Copy out the text below about the Ghalib biography Yadgar-e-Ghalib in full, word for word.
+++ PAGE
Yadgar-e-Ghalib (English: In Memory of Ghalib), also spelled Yadgare Ghalib or Yadgar-i-Ghalib, is an 1897 biography of Urdu poet Ghalib, written by his fellow writer and disciple Altaf Hussain Hali (1837–1914). It is considered to be the first authentic work on Ghalib's life, personality, poetry and prose.

Background
Hali was the disciple of Ghalib. He was deeply affected by Ghalib's death in 1869, writing a sensitive elegy on Ghalib. Friends pressed him to compile a biography of Ghalib. However his preoccupation with other works prevented him from undertaking this work early and the biography ultimately published in 1897.

Contents
In the first part of the book, covering about a hundred pages, Hali has given whatever he could gather as regards the life of Ghalib. In the second part of the book, Hali has evaluated Ghalib as an author, as a poet of Urdu and Persian and as a prose writer.
++++++
+++ PROVIDED INFORMATION
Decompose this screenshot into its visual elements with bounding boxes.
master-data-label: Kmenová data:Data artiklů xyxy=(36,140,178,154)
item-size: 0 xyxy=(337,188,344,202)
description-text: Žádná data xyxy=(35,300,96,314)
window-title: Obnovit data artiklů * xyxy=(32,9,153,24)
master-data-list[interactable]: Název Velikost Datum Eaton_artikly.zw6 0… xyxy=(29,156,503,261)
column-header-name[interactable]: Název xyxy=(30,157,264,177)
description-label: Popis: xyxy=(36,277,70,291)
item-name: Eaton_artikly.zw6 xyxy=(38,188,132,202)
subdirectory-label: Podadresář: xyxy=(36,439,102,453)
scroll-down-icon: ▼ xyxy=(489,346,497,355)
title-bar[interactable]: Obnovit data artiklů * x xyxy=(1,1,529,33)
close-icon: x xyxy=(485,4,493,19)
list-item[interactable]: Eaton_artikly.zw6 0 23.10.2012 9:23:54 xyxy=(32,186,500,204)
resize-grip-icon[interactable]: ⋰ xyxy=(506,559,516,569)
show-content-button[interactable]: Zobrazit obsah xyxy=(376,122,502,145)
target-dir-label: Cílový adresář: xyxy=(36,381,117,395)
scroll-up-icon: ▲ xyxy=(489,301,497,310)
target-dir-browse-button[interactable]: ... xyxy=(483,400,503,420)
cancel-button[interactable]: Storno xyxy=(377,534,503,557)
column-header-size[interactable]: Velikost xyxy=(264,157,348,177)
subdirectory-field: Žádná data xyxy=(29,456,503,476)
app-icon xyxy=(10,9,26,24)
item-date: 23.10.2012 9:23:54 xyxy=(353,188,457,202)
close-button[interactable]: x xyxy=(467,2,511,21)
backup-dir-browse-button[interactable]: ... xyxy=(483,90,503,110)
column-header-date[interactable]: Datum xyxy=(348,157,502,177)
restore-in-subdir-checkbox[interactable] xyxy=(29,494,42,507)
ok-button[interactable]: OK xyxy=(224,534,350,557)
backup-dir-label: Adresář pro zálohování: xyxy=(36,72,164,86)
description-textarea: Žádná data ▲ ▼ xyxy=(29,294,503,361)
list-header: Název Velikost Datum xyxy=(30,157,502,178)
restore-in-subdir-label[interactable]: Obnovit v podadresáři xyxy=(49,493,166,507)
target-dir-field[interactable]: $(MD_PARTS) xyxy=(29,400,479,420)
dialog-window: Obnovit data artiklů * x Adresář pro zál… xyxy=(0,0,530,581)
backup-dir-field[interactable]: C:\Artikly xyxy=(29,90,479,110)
++++++
+++ PROVIDED INFORMATION
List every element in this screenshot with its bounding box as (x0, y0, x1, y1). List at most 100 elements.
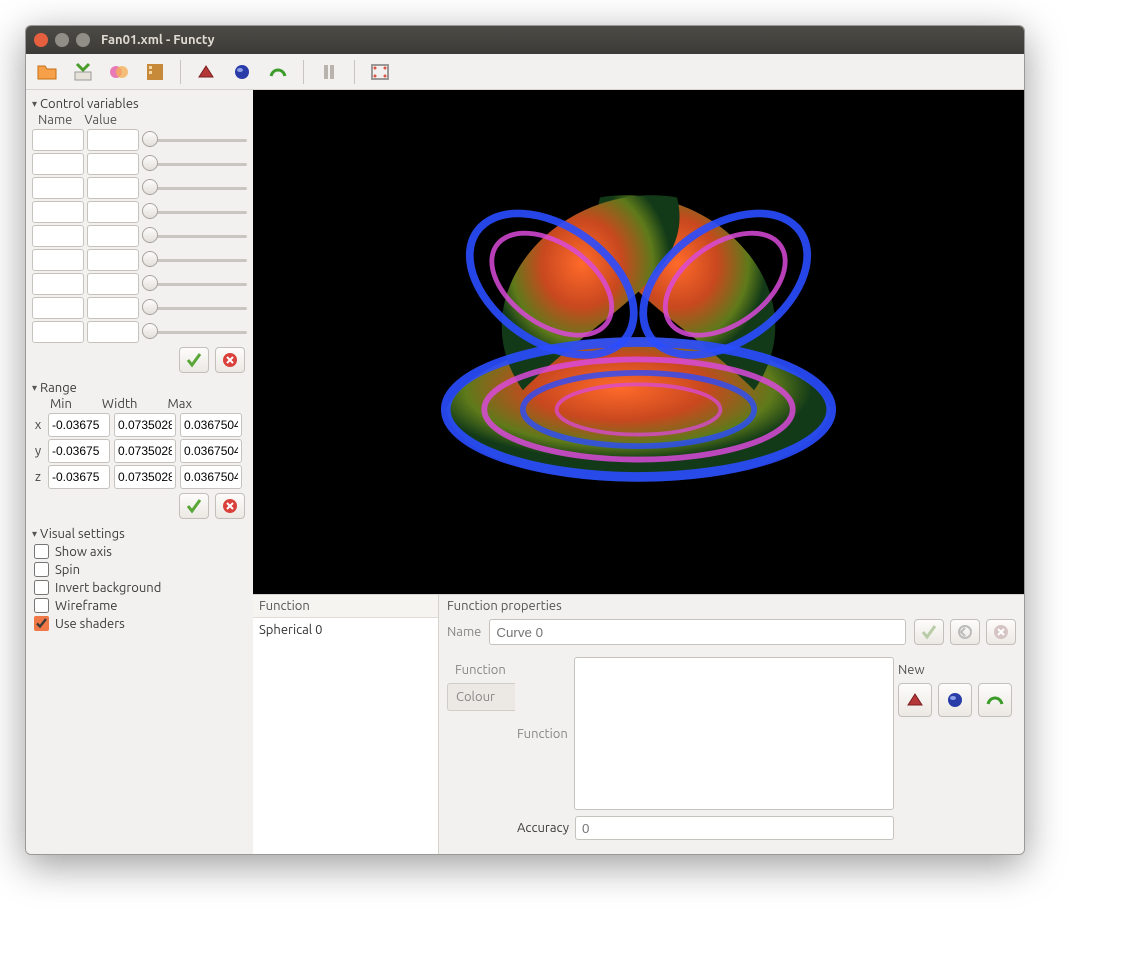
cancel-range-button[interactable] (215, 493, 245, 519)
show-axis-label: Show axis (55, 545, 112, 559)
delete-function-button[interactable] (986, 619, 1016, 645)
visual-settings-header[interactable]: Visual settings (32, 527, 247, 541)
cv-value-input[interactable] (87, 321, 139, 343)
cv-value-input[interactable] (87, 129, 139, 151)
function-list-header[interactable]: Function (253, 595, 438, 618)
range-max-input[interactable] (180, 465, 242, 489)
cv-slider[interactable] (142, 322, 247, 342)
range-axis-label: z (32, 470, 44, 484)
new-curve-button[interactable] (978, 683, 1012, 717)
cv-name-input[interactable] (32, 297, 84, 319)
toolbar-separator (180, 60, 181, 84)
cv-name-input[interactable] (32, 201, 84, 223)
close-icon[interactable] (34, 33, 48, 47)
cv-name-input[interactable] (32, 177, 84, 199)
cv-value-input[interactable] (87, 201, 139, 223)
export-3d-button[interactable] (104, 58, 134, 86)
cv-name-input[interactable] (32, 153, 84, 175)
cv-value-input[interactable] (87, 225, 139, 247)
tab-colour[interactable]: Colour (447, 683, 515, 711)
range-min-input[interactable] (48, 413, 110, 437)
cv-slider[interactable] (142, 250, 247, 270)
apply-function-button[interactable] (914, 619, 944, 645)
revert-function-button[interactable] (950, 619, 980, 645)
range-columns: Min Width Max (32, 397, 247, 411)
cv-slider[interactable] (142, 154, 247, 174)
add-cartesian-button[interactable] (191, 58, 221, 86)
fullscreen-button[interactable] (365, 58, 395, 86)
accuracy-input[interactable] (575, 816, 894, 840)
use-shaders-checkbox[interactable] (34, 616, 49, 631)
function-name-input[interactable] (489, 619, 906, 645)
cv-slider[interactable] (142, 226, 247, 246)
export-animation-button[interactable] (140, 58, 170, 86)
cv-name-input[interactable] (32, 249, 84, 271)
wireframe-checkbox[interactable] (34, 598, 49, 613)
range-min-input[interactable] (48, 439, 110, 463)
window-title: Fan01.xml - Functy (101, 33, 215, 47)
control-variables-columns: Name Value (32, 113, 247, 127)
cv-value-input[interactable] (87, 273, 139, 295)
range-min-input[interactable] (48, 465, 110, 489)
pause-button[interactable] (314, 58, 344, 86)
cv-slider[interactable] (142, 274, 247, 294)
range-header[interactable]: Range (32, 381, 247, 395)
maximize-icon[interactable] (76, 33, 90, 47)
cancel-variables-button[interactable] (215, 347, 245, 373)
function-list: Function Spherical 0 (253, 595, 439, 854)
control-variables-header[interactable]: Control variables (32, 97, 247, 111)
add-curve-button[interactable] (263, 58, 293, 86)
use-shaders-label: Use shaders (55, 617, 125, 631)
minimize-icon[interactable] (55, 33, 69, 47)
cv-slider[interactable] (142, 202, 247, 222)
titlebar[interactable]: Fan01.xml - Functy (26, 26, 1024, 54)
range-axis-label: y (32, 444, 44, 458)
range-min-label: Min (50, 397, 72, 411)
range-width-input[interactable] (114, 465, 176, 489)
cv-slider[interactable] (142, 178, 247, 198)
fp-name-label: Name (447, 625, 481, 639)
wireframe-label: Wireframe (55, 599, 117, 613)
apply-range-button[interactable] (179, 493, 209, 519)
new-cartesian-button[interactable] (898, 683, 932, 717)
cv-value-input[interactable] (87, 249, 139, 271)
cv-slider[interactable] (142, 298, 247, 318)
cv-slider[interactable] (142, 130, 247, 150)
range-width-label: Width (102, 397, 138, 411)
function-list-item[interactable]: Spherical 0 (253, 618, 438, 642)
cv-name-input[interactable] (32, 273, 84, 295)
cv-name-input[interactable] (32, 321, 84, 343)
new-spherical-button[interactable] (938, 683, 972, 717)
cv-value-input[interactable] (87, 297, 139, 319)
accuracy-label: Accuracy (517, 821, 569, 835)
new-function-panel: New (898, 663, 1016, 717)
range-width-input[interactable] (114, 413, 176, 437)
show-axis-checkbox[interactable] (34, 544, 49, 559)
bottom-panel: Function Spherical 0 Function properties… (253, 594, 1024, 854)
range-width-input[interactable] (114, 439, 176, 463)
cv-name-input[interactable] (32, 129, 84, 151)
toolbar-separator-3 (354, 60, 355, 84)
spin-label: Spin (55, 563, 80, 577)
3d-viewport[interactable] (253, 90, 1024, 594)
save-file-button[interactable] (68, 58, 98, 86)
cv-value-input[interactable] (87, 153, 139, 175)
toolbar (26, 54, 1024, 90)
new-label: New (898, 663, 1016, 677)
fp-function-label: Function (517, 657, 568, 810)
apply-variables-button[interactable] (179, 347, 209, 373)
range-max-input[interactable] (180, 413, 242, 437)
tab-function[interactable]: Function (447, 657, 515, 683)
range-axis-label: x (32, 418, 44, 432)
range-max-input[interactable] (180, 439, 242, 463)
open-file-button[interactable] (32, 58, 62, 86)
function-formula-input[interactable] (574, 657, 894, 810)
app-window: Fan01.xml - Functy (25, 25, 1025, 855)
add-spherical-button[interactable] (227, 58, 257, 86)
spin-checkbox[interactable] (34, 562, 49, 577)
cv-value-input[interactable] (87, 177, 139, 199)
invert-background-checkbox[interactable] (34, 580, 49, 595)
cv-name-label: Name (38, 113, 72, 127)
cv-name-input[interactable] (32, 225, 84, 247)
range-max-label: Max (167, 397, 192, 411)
++++++
ANSWER TO THE PROBLEM:
Yadgar-e-Ghalib (English: In Memory of Ghalib), also spelled Yadgare Ghalib or Yadgar-i-Ghalib, is an 1897 biography of Urdu poet Ghalib, written by his fellow writer and disciple Altaf Hussain Hali (1837–1914). It is considered to be the first authentic work on Ghalib's life, personality, poetry and prose.

Background
Hali was the disciple of Ghalib. He was deeply affected by Ghalib's death in 1869, writing a sensitive elegy on Ghalib. Friends pressed him to compile a biography of Ghalib. However his preoccupation with other works prevented him from undertaking this work early and the biography ultimately published in 1897.

Contents
In the first part of the book, covering about a hundred pages, Hali has given whatever he could gather as regards the life of Ghalib. In the second part of the book, Hali has evaluated Ghalib as an author, as a poet of Urdu and Persian and as a prose writer.